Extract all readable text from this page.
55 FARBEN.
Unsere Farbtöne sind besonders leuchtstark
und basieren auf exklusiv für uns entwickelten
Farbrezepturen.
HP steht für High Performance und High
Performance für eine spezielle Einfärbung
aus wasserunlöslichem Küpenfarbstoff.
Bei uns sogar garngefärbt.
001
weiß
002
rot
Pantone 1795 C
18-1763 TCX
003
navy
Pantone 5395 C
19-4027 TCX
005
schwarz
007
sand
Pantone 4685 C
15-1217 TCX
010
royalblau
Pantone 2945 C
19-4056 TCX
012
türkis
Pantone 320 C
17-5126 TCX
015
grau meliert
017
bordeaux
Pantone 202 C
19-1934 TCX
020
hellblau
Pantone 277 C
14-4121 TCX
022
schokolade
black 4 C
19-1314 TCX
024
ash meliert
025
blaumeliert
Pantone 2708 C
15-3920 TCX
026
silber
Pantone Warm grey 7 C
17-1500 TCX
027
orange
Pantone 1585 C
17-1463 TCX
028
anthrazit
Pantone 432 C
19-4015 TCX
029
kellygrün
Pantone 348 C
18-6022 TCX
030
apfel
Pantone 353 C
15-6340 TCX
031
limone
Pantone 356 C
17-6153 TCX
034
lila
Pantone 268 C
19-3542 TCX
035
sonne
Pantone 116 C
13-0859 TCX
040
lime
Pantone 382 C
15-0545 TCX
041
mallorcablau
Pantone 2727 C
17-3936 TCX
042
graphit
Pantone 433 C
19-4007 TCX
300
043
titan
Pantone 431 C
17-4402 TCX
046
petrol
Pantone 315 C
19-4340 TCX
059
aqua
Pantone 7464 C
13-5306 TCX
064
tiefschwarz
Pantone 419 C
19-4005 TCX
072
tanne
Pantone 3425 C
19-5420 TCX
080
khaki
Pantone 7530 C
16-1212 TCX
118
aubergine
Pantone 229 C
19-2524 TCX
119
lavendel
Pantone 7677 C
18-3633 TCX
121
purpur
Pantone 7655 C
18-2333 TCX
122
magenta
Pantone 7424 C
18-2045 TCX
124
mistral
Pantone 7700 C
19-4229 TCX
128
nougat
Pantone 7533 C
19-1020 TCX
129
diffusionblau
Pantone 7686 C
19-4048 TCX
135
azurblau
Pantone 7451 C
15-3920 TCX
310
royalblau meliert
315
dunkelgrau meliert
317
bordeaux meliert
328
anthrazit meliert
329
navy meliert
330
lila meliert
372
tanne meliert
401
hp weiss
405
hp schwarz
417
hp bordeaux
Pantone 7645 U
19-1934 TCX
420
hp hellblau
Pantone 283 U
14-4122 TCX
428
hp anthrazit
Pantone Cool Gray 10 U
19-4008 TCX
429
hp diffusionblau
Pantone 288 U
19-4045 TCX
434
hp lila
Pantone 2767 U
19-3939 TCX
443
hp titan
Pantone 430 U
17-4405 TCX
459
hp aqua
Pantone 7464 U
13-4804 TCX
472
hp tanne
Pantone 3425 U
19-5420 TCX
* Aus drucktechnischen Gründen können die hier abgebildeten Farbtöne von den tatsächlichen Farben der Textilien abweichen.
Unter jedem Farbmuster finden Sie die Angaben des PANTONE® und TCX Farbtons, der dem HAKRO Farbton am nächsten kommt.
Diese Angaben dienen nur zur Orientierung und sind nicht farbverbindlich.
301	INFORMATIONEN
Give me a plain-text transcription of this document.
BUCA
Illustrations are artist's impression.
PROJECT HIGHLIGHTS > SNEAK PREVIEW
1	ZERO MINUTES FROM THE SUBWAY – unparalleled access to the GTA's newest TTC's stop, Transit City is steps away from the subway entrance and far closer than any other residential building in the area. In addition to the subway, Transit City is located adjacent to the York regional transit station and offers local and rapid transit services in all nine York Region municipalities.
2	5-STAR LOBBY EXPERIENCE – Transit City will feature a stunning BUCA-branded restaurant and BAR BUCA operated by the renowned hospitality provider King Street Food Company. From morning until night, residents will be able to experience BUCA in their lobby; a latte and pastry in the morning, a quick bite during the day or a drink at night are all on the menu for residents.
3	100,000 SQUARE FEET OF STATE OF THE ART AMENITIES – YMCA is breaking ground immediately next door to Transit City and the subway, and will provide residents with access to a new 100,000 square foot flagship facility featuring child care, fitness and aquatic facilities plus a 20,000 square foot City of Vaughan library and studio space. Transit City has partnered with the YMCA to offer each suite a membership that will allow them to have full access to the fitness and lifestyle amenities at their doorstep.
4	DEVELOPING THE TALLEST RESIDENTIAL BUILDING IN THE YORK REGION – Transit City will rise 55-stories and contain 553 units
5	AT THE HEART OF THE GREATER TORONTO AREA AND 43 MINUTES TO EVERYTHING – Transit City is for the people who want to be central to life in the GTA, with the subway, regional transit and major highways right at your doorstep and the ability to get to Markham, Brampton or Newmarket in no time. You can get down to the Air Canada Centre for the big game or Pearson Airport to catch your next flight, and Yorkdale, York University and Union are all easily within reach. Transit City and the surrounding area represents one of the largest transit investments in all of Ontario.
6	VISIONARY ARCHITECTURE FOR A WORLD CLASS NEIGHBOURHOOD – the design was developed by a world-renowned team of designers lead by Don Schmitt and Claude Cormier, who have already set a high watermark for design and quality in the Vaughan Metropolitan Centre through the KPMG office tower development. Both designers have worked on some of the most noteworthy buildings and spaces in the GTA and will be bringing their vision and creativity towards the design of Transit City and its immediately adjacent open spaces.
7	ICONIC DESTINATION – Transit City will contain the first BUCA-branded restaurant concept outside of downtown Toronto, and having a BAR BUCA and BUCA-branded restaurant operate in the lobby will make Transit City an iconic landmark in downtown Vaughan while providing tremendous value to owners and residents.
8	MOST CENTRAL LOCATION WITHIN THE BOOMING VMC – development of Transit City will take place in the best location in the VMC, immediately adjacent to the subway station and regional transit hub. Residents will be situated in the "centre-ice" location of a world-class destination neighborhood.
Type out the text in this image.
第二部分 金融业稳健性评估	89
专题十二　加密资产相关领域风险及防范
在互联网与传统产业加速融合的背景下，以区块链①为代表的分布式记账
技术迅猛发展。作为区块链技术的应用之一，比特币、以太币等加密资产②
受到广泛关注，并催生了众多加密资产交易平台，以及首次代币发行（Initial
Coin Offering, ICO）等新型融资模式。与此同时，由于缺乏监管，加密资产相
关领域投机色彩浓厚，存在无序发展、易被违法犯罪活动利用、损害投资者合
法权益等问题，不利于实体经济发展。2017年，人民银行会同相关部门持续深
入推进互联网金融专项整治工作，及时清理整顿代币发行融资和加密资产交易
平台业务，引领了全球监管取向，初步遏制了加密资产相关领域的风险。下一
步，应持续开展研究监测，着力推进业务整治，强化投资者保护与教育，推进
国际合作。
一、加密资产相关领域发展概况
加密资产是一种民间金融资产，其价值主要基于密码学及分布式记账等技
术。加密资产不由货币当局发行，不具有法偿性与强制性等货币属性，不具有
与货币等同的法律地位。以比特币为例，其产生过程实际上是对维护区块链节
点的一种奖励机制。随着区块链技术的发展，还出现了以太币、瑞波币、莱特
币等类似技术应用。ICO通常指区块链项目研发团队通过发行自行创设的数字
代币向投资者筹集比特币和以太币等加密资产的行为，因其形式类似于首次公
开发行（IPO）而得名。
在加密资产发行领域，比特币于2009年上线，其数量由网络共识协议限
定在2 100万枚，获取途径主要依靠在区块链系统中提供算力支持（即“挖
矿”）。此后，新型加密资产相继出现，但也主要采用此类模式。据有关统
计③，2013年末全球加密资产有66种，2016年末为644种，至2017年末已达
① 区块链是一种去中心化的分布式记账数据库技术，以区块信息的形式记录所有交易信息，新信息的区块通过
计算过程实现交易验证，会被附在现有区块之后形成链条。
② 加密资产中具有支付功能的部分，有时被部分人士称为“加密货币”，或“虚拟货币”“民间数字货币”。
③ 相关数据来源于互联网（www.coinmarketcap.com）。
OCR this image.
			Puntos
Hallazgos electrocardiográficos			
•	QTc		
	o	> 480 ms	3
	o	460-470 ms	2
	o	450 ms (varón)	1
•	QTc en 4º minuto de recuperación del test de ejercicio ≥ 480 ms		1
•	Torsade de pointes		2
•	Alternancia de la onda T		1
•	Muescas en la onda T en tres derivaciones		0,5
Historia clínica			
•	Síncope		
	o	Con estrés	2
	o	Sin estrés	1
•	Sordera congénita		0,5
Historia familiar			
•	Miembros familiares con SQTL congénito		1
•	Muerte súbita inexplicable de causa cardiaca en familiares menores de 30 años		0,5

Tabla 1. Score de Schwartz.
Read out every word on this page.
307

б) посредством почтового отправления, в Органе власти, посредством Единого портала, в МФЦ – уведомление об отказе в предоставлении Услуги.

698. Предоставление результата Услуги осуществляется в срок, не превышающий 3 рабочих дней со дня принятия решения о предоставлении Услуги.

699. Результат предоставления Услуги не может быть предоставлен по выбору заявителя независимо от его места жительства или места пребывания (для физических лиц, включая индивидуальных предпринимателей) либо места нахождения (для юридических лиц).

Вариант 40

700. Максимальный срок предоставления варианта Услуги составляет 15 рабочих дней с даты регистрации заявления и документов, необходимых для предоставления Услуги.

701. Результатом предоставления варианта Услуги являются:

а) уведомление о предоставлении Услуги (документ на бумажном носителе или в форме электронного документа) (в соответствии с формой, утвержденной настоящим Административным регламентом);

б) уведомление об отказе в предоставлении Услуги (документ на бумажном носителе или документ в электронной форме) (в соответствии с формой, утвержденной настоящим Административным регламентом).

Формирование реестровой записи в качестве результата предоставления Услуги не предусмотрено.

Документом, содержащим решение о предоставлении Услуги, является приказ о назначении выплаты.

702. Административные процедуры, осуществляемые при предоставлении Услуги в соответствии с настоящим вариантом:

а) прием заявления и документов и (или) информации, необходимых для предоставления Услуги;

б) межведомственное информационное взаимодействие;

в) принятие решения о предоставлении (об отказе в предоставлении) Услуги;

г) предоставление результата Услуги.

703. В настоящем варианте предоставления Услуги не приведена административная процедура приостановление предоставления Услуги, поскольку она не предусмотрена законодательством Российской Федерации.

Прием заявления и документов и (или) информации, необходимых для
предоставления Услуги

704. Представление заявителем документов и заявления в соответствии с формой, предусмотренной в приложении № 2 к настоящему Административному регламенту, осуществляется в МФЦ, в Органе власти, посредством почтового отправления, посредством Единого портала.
# # # #
Give only the number of lines in the material above that include the word "информации".

2